Given instruction >>
Every line below that mentions the word "image" should be copied out.

Exercise material >>
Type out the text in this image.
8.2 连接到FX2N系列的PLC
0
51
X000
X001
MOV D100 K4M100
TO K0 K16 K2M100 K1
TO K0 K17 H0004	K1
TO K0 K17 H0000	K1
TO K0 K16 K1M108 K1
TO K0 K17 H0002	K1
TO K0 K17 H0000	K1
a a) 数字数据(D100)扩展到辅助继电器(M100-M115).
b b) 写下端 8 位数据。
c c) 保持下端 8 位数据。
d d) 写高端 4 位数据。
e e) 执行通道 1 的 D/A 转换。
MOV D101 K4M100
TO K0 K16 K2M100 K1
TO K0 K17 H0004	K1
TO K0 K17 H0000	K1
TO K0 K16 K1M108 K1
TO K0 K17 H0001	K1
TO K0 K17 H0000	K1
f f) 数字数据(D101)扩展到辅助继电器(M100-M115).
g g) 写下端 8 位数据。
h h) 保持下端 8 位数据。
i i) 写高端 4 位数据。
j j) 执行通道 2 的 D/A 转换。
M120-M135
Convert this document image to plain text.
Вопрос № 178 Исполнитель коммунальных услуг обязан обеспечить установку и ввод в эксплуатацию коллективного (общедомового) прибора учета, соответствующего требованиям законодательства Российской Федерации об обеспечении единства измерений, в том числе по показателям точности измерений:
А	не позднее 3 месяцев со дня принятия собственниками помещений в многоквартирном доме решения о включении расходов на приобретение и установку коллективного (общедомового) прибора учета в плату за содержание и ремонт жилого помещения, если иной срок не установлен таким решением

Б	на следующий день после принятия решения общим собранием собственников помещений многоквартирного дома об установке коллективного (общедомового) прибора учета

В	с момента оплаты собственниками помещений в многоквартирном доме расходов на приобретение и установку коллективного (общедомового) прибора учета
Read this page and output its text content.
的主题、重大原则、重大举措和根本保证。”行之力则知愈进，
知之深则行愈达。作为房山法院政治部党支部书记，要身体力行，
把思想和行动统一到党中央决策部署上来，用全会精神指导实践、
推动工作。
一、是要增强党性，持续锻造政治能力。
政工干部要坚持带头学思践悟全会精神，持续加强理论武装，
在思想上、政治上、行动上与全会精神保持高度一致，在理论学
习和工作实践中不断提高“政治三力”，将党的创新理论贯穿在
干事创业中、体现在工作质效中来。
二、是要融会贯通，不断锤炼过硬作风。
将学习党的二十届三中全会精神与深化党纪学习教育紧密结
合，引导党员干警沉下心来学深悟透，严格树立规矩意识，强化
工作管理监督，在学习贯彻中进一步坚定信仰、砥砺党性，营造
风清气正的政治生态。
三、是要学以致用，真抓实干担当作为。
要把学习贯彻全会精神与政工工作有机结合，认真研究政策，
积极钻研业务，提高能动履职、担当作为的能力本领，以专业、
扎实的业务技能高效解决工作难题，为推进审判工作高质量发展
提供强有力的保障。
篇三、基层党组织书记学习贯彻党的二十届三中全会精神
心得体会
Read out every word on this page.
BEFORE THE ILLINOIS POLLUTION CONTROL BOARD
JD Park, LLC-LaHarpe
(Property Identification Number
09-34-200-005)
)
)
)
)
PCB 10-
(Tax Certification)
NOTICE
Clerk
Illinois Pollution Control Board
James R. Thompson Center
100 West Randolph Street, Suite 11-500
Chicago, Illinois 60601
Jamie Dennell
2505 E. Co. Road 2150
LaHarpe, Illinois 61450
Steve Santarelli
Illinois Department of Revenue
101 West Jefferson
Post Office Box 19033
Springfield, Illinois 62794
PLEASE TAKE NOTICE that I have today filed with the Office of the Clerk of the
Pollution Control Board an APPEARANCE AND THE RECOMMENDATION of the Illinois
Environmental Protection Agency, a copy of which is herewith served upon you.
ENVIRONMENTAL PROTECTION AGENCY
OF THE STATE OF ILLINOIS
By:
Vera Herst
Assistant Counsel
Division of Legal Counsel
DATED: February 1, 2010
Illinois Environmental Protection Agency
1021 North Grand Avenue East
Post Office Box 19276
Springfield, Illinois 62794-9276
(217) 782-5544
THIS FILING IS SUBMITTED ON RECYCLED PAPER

Result of the task >>
Type out the text in this image.
Convert this document image to plain text.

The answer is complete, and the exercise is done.